| Task requirements |
Look through the records that follow. Copy every line containing the word "Building".

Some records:

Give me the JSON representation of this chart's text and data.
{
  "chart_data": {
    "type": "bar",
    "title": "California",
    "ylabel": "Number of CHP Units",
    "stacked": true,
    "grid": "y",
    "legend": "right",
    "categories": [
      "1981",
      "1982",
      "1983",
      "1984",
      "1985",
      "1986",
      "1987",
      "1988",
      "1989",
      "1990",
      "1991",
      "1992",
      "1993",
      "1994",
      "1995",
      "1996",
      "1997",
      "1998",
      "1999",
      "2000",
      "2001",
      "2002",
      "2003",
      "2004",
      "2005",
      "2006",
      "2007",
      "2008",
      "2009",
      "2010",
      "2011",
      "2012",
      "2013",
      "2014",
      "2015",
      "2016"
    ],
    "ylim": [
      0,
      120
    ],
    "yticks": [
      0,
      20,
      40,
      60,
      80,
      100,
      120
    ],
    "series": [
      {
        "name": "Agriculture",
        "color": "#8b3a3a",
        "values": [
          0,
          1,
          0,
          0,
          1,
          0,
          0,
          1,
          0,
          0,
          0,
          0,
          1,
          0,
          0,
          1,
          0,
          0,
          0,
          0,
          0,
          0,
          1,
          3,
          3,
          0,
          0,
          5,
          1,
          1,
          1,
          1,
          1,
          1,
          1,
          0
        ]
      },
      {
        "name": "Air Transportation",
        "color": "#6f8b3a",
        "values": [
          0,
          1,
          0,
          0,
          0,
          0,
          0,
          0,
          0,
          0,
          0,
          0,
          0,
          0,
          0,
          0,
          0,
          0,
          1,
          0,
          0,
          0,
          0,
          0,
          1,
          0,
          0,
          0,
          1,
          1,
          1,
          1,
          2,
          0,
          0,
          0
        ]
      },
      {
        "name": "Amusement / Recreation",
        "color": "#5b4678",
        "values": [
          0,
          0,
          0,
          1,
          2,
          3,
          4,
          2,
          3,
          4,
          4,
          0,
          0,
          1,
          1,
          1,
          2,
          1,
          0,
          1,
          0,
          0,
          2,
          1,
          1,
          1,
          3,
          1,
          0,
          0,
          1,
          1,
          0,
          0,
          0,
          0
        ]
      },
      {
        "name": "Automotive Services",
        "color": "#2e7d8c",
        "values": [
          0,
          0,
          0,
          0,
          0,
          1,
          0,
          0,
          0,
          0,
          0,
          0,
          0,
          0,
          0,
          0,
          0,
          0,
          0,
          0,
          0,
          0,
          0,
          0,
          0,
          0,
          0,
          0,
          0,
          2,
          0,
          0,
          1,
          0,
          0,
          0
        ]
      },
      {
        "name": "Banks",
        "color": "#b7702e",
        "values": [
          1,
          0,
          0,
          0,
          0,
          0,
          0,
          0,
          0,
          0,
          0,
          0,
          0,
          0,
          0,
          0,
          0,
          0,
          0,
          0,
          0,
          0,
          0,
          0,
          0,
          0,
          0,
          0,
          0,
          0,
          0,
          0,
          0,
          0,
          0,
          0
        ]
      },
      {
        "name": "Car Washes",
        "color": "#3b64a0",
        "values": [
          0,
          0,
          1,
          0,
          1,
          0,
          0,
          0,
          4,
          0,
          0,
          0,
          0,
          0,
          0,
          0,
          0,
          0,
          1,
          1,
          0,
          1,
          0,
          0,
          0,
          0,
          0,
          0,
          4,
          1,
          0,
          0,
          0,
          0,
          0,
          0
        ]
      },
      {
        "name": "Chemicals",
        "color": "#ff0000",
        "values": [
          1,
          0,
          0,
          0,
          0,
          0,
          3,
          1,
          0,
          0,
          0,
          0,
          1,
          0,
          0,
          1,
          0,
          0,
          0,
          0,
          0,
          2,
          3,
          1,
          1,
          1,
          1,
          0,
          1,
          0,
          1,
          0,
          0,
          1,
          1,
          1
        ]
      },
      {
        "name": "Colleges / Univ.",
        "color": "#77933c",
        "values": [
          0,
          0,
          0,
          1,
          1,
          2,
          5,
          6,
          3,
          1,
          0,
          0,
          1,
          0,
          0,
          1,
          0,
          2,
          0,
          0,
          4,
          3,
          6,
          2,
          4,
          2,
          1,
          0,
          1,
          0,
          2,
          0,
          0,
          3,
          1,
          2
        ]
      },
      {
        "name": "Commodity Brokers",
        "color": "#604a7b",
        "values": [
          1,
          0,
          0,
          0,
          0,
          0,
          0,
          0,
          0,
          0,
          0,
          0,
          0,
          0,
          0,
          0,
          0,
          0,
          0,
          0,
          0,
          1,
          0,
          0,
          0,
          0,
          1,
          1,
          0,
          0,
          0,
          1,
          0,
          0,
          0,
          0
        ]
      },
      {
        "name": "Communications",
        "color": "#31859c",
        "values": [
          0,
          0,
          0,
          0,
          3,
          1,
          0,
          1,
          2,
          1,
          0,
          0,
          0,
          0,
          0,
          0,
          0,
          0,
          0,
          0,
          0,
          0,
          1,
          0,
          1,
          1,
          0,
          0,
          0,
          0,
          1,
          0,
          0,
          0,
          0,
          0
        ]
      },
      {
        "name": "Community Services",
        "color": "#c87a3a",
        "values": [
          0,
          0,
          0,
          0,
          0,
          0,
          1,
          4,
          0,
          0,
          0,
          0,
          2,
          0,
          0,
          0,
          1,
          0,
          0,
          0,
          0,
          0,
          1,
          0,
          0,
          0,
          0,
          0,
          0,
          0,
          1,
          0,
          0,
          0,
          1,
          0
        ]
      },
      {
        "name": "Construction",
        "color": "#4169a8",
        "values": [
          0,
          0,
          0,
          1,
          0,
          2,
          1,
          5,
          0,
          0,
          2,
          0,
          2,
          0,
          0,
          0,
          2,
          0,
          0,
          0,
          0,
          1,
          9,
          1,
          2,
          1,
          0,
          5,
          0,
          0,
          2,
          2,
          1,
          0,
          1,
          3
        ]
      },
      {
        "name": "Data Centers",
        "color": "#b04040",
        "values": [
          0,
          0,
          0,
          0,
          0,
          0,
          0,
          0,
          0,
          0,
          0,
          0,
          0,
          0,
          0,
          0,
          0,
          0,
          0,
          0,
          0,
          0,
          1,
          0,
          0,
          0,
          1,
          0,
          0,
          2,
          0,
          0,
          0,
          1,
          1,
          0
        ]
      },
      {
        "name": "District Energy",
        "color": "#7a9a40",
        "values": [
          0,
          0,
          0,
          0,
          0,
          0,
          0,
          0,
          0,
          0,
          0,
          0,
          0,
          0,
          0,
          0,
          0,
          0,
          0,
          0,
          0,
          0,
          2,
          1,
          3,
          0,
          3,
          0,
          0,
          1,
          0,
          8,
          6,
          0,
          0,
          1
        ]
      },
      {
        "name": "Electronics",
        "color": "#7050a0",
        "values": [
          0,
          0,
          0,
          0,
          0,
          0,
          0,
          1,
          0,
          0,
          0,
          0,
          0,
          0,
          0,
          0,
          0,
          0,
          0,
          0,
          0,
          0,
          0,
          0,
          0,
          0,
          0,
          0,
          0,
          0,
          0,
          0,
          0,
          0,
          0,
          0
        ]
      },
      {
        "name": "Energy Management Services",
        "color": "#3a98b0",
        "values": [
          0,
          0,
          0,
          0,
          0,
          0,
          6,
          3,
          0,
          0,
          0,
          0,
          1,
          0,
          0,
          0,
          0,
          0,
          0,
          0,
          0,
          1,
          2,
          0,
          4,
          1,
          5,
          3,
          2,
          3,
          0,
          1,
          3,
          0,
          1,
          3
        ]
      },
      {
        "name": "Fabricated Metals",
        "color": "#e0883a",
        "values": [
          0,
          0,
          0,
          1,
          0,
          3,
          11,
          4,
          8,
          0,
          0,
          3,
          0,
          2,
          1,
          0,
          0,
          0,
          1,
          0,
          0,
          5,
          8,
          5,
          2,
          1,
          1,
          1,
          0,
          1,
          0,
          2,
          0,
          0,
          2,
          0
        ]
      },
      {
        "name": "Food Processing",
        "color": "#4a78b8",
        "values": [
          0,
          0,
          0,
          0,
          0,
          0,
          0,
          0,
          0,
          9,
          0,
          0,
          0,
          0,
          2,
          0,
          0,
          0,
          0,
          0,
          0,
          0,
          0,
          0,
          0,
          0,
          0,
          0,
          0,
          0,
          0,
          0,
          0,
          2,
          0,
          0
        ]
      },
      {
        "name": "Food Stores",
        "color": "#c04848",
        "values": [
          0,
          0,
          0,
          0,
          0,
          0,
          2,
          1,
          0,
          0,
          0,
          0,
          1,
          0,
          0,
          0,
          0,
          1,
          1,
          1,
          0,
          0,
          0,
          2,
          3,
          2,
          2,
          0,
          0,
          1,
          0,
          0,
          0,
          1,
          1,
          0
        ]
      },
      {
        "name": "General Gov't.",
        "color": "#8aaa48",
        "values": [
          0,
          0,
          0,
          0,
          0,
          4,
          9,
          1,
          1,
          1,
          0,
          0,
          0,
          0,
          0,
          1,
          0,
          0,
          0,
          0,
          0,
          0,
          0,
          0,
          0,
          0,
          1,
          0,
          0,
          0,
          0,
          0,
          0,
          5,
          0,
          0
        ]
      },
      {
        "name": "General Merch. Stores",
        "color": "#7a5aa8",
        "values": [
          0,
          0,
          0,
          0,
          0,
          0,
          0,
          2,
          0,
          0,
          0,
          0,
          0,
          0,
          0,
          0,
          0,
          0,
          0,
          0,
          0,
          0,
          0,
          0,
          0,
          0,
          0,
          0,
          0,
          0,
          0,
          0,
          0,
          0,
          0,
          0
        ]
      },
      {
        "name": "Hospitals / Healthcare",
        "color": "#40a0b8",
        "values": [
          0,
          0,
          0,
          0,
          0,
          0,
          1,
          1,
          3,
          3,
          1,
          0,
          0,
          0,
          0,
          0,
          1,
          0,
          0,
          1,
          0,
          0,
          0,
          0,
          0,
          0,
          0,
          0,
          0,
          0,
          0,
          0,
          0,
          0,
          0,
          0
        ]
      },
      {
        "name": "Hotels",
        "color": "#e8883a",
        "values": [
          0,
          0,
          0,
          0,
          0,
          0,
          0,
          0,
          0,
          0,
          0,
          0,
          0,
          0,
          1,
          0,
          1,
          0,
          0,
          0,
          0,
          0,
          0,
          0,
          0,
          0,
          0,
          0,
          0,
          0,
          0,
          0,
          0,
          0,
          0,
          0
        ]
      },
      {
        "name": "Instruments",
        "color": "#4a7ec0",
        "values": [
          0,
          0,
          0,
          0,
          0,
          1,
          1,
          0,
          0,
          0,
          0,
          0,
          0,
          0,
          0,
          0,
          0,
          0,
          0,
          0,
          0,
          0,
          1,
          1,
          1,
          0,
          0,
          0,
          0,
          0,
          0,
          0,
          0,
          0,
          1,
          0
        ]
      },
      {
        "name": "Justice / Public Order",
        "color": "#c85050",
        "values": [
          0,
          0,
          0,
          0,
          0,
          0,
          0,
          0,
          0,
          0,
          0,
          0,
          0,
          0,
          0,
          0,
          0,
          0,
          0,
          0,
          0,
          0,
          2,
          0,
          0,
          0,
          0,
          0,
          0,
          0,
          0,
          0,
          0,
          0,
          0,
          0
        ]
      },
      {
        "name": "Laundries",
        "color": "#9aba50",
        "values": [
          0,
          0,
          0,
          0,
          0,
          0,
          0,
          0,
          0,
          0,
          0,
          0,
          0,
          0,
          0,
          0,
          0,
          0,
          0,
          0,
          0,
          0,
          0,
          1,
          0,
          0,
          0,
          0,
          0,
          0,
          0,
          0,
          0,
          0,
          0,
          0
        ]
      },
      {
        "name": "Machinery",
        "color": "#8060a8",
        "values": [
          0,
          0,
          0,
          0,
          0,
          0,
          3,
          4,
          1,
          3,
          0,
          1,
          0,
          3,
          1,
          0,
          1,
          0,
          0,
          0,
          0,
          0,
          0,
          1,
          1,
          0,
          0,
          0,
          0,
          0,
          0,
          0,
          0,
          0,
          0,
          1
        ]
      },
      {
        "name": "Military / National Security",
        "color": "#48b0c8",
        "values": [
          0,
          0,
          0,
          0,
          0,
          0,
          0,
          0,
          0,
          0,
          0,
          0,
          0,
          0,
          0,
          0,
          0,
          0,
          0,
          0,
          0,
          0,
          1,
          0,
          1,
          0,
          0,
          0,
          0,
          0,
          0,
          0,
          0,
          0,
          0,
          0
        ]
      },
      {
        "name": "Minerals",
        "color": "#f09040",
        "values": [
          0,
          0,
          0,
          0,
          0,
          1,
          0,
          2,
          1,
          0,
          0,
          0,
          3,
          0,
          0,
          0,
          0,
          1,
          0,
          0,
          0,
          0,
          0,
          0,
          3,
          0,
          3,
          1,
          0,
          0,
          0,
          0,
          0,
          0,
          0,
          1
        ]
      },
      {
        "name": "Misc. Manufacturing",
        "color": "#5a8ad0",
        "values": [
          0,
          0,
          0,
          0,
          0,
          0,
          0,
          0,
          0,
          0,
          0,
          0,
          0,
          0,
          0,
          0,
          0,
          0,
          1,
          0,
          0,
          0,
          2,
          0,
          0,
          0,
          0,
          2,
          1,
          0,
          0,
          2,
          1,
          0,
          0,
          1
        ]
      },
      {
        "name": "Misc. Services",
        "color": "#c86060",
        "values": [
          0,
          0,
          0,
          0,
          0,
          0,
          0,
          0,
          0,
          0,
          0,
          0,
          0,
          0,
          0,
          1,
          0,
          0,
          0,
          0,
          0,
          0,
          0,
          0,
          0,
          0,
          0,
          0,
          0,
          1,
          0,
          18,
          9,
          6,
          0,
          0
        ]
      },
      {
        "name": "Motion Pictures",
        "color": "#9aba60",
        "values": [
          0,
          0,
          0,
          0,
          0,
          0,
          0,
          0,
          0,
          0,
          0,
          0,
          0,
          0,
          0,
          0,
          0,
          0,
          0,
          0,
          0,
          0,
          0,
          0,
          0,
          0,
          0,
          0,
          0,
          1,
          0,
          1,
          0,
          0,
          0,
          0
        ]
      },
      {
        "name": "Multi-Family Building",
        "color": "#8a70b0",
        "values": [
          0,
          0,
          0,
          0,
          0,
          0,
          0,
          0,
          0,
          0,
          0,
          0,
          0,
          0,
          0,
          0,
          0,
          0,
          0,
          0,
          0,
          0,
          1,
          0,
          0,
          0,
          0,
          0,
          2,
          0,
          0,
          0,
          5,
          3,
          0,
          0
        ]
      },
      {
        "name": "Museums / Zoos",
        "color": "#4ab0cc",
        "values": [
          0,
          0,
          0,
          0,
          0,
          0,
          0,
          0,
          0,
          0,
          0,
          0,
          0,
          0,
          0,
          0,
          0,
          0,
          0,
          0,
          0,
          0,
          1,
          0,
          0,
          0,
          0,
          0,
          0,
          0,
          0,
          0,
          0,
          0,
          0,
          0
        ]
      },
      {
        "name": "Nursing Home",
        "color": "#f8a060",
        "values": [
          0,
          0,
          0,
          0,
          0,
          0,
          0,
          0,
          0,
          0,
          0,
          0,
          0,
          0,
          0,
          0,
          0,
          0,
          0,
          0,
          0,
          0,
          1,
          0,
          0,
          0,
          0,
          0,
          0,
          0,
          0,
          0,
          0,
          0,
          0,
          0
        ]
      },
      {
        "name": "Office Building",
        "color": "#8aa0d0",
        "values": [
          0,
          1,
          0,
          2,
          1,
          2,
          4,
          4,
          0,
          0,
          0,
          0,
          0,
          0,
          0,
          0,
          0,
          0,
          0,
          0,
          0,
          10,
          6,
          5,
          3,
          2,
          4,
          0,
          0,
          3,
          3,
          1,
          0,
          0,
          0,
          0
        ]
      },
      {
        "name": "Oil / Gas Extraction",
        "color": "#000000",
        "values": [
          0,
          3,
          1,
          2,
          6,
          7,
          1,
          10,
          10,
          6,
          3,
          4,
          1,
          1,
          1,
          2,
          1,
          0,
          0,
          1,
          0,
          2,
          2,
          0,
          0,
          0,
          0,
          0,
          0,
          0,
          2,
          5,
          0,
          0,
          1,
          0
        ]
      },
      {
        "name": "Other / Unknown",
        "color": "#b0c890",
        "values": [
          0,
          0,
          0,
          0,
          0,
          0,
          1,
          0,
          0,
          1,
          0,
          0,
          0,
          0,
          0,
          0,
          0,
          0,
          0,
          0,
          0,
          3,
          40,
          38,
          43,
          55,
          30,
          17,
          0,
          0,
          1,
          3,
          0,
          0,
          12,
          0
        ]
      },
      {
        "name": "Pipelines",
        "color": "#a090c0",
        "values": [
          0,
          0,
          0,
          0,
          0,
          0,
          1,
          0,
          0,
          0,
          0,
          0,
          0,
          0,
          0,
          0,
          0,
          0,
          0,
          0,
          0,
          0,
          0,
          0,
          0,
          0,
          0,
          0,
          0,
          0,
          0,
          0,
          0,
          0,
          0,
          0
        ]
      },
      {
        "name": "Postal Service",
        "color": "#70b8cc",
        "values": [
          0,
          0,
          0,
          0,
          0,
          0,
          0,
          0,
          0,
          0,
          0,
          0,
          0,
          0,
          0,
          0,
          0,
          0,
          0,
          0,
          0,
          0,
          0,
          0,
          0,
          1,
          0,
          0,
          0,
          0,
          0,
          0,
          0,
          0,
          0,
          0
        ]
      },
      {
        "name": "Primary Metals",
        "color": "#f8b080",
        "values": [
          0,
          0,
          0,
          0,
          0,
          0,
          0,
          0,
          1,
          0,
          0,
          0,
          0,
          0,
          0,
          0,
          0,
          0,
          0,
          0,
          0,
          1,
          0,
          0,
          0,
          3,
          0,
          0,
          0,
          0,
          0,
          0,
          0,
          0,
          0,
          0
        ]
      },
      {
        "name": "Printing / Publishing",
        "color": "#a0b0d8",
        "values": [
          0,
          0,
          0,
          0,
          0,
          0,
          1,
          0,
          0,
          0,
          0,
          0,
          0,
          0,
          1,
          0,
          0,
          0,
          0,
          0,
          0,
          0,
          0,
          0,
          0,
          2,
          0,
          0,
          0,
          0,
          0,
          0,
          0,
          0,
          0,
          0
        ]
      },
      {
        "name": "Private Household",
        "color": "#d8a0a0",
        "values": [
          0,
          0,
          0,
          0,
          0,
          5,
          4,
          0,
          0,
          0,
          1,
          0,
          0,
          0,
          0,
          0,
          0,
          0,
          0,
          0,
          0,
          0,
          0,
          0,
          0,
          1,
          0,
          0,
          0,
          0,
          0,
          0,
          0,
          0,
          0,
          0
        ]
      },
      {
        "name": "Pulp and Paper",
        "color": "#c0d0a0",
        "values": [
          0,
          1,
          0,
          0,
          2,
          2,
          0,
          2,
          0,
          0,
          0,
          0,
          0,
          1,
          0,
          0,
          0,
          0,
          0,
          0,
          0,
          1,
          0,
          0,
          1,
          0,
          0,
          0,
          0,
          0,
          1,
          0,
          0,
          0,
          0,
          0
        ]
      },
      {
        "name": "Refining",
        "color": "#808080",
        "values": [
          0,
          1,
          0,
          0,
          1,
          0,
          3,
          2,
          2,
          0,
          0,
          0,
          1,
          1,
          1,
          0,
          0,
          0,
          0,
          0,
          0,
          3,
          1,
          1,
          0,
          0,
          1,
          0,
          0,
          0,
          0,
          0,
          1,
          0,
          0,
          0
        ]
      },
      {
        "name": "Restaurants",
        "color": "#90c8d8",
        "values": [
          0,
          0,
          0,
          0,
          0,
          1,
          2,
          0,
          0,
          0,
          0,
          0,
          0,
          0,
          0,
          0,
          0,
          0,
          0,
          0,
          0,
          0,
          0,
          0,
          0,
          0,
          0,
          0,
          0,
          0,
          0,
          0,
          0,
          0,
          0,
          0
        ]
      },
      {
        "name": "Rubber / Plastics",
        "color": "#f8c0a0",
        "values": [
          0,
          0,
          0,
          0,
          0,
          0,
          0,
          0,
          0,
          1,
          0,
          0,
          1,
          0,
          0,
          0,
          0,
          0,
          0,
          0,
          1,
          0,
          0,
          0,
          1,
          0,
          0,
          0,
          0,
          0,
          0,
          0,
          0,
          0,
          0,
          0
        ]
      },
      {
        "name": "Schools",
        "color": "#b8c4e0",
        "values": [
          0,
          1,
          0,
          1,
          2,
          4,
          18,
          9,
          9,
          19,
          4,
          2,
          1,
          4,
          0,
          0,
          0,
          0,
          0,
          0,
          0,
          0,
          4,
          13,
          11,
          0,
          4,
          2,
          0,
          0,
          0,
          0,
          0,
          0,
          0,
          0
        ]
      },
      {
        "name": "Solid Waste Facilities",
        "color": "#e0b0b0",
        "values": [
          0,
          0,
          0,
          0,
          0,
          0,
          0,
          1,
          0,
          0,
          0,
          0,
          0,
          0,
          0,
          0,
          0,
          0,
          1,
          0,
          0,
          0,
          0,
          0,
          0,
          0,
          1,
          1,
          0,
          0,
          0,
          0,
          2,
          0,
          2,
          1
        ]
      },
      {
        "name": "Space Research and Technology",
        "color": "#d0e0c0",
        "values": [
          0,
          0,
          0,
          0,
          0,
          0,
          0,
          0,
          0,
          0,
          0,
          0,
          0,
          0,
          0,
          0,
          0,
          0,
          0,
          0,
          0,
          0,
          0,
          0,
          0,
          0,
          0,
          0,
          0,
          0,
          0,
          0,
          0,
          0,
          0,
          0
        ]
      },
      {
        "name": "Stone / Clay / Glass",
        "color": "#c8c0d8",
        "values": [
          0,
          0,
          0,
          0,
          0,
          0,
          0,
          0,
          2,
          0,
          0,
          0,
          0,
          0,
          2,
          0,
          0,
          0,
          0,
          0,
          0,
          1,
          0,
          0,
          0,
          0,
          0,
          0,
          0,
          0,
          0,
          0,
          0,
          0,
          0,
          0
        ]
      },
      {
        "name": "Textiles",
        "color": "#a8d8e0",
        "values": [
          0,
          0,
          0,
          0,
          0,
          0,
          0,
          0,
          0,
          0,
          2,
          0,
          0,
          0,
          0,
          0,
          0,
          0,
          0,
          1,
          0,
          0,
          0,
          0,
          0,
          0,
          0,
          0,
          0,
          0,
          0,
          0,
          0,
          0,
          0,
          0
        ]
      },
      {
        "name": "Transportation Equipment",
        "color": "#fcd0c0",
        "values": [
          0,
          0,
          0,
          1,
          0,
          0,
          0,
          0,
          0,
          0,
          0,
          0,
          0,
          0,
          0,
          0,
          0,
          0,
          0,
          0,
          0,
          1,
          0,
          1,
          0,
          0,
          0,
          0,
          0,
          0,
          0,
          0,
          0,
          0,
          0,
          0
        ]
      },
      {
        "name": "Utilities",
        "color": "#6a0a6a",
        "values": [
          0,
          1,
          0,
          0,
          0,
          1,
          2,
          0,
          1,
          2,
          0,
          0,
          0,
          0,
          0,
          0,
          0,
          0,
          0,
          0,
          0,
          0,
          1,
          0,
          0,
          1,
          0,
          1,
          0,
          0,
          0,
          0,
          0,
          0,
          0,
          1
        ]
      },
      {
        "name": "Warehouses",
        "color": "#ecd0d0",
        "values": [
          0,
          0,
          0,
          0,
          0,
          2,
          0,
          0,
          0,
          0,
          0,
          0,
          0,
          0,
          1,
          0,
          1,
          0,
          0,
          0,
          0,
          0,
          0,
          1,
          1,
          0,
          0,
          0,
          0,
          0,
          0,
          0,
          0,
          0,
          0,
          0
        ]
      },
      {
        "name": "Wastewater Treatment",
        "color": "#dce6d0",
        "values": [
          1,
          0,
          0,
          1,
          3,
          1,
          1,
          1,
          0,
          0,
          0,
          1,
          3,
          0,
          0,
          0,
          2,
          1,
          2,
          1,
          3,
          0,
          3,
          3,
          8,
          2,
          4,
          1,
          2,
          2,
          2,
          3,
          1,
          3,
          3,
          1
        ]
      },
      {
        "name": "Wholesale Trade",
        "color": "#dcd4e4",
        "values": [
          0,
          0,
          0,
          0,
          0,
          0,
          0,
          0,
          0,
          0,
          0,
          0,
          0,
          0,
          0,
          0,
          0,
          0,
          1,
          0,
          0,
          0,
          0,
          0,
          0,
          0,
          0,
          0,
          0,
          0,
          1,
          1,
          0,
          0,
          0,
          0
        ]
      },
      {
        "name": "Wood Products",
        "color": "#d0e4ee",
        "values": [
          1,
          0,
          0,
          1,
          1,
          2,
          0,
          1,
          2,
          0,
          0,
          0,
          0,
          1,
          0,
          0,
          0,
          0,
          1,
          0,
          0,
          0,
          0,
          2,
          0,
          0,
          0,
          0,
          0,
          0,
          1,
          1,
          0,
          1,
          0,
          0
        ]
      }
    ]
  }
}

| Output below |
        "name": "Multi-Family Building",
        "name": "Office Building",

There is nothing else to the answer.